### Your task
In the listing that follows, count each line containing the string "title" and report only the count.

### The data

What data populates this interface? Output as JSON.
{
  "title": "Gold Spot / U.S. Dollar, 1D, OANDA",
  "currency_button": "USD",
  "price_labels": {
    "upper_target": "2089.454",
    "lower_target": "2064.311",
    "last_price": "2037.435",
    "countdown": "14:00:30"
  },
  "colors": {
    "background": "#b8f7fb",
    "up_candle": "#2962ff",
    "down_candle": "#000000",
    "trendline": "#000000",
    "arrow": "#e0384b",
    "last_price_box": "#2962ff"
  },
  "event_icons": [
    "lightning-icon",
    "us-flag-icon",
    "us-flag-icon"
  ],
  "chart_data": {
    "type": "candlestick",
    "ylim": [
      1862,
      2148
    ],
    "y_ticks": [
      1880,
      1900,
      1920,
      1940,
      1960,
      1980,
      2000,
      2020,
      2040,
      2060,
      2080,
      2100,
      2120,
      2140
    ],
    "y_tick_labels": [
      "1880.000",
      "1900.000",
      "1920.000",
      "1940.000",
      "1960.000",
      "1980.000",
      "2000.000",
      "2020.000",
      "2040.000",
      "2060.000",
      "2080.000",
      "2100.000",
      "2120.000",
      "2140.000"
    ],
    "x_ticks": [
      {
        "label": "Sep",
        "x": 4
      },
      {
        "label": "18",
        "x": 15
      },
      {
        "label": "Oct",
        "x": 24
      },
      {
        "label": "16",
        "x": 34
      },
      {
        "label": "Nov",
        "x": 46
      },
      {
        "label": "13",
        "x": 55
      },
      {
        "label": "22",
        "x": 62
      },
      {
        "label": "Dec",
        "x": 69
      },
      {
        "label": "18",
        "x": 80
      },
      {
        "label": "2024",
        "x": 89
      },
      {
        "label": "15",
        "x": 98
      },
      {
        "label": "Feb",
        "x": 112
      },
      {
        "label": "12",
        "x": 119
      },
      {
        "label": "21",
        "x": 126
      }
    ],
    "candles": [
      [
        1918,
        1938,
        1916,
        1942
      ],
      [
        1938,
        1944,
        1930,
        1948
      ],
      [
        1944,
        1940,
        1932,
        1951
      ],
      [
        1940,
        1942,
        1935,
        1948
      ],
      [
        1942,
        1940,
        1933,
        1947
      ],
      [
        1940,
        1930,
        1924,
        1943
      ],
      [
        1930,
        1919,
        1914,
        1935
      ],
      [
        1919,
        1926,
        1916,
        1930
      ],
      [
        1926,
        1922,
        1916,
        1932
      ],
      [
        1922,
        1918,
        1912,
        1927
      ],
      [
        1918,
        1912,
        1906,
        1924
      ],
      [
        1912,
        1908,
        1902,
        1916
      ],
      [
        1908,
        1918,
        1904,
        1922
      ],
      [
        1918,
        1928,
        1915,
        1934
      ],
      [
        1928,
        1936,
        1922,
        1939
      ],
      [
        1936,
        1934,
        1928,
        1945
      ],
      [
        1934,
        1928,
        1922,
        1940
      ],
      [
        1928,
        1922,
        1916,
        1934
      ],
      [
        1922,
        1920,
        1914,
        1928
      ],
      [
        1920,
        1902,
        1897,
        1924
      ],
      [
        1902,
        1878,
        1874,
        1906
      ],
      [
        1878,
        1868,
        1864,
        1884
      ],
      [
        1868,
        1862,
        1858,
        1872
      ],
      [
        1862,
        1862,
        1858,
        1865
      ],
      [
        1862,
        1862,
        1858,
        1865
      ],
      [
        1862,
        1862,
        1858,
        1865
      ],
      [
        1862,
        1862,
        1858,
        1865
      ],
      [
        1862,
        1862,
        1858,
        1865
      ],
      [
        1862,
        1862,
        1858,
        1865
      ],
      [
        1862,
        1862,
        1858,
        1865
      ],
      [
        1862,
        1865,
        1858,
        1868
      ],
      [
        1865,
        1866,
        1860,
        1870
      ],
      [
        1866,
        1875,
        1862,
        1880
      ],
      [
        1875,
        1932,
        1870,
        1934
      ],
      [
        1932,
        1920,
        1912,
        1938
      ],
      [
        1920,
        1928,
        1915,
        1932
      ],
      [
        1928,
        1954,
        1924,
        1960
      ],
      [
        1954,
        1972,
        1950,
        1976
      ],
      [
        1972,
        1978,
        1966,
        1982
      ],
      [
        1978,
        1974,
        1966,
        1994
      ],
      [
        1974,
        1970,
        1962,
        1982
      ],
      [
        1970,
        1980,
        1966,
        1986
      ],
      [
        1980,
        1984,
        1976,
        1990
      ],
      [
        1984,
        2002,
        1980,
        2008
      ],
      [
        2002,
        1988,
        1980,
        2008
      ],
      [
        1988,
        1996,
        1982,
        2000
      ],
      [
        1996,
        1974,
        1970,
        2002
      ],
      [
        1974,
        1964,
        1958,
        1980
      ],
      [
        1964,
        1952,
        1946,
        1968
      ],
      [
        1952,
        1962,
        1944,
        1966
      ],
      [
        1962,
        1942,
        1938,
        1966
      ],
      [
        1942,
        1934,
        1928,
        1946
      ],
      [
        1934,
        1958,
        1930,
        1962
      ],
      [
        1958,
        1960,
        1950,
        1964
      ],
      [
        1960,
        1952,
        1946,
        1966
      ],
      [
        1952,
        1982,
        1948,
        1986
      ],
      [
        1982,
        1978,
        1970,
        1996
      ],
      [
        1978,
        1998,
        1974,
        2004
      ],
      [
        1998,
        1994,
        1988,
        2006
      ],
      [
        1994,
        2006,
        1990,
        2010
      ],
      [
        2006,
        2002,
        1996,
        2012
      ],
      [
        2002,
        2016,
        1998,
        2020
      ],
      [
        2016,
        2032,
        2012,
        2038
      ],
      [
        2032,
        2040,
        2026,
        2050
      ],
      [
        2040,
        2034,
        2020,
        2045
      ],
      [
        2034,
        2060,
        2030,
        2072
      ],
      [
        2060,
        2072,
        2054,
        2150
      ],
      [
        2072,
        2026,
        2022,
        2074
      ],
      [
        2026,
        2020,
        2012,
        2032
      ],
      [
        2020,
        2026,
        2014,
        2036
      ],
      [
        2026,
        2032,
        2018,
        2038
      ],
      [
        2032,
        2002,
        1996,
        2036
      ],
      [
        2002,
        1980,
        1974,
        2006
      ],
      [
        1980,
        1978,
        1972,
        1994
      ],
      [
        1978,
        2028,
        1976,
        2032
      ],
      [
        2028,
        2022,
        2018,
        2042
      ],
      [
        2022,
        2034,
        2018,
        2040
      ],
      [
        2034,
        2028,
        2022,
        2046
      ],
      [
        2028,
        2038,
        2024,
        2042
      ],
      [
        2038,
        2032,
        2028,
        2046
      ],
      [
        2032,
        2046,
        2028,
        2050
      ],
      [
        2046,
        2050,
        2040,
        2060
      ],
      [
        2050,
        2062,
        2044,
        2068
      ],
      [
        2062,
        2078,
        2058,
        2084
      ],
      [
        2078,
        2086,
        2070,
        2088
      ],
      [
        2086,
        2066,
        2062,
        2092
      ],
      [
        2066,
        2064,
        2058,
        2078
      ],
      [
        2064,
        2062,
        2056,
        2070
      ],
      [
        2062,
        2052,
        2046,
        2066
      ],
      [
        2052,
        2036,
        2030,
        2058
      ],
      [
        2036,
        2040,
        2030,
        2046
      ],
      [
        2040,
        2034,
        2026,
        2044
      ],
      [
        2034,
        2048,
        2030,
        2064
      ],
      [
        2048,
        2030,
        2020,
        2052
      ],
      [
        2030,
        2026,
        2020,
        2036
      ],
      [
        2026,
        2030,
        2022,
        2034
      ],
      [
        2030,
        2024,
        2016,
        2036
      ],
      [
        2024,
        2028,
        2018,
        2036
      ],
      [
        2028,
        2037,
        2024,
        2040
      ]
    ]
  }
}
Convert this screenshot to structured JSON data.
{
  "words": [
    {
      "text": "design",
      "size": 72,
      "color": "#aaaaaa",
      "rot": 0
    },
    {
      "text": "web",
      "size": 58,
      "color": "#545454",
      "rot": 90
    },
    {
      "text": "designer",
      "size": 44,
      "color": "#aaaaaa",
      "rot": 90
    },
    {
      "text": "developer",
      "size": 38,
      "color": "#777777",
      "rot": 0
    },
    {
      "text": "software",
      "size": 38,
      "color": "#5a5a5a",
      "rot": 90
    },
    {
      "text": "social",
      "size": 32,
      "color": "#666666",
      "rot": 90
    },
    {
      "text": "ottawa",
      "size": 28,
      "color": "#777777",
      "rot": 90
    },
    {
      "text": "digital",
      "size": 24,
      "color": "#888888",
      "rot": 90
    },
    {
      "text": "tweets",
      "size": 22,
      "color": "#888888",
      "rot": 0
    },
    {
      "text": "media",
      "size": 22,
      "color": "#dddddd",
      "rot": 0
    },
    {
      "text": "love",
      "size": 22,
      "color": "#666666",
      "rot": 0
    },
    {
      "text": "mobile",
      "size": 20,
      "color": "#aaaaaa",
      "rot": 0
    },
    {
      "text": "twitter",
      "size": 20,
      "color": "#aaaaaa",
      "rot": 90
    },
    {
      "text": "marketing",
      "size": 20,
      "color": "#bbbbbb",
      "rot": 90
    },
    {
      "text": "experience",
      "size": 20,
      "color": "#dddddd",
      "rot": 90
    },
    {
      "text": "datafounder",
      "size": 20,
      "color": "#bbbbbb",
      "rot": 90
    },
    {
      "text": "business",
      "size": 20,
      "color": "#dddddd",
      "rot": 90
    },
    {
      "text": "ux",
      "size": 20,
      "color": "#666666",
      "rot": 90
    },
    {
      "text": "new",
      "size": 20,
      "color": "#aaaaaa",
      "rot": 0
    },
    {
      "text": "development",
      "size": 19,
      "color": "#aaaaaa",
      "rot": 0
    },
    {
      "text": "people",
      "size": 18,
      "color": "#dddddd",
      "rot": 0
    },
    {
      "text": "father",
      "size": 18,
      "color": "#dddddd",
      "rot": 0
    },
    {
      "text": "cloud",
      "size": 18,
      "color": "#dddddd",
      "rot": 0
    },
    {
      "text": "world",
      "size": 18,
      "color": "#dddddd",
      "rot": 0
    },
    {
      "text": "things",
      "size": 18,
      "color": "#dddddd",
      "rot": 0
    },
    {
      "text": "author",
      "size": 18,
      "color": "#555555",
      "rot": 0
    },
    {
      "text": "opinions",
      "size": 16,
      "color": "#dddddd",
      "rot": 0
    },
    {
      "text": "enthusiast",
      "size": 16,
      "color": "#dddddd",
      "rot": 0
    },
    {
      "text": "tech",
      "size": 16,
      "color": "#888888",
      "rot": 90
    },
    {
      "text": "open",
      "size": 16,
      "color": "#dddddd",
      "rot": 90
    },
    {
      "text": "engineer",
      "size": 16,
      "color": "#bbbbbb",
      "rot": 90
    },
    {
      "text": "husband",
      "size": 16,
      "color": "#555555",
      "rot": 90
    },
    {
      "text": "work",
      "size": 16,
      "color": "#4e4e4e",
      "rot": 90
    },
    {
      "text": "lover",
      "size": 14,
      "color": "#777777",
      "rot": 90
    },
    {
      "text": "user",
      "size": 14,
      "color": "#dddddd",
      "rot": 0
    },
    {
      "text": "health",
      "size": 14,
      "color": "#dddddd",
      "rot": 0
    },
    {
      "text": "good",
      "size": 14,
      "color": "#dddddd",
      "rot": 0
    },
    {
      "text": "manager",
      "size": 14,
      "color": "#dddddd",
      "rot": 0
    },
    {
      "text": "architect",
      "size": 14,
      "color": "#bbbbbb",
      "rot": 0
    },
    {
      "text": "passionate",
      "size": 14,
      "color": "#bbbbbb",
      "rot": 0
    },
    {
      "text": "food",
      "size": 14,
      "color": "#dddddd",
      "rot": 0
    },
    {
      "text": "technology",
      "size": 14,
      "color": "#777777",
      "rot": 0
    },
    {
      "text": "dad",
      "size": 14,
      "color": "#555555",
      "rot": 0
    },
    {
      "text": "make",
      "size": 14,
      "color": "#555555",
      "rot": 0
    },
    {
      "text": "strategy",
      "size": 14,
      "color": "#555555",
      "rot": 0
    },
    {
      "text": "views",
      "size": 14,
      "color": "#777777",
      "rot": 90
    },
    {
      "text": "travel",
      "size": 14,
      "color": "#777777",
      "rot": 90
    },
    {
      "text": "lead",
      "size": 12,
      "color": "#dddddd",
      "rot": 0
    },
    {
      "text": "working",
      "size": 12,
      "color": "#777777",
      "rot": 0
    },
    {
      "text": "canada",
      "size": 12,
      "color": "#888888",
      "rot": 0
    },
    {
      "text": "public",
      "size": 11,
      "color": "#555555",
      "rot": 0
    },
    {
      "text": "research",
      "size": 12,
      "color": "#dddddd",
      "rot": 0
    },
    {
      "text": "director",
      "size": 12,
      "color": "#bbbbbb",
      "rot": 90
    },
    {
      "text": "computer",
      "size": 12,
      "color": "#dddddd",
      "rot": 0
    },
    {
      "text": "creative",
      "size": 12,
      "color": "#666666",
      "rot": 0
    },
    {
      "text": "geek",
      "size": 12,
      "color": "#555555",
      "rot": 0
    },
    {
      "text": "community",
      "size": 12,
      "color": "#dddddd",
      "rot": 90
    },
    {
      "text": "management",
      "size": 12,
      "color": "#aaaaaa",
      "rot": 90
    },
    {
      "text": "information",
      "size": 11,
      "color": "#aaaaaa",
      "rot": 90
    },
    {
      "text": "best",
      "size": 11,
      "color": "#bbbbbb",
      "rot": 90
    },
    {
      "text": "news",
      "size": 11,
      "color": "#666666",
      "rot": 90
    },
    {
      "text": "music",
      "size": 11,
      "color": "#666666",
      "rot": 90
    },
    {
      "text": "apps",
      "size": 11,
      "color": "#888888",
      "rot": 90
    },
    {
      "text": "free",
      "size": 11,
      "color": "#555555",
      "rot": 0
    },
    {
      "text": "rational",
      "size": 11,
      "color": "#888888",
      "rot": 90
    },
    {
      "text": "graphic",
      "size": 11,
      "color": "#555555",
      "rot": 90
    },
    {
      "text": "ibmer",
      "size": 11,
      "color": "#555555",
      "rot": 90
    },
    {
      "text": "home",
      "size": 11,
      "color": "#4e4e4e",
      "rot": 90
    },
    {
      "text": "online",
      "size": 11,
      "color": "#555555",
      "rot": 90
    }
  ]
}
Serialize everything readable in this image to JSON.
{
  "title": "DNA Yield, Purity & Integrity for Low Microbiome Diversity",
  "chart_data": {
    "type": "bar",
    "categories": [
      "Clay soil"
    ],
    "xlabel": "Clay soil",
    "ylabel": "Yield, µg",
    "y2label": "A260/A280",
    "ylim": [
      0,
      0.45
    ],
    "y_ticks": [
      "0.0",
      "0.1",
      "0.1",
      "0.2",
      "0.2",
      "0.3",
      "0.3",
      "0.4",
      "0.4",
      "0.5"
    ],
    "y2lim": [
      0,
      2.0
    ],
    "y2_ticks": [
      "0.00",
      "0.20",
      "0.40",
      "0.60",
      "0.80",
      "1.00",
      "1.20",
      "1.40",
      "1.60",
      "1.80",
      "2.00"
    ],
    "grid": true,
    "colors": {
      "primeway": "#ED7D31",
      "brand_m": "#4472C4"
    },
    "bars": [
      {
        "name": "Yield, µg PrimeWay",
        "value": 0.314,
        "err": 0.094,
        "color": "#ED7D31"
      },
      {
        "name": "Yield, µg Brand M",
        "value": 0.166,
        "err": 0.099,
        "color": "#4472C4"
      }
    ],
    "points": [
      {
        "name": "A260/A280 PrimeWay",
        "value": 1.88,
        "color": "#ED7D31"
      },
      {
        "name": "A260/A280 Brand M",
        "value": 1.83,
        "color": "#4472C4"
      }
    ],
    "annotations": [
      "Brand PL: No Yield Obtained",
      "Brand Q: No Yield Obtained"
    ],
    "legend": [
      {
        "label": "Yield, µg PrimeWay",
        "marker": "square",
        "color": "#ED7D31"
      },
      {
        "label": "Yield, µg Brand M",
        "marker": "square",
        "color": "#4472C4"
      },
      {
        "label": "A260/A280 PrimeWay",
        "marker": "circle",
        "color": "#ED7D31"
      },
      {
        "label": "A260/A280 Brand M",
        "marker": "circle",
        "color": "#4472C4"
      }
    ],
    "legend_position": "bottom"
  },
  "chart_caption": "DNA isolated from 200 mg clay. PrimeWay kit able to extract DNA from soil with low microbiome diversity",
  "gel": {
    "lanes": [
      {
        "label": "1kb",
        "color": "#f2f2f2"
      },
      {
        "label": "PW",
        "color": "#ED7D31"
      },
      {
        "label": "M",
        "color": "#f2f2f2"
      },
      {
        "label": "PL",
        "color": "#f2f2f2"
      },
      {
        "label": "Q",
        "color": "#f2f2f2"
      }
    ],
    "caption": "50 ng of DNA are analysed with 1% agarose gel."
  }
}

### The solution
2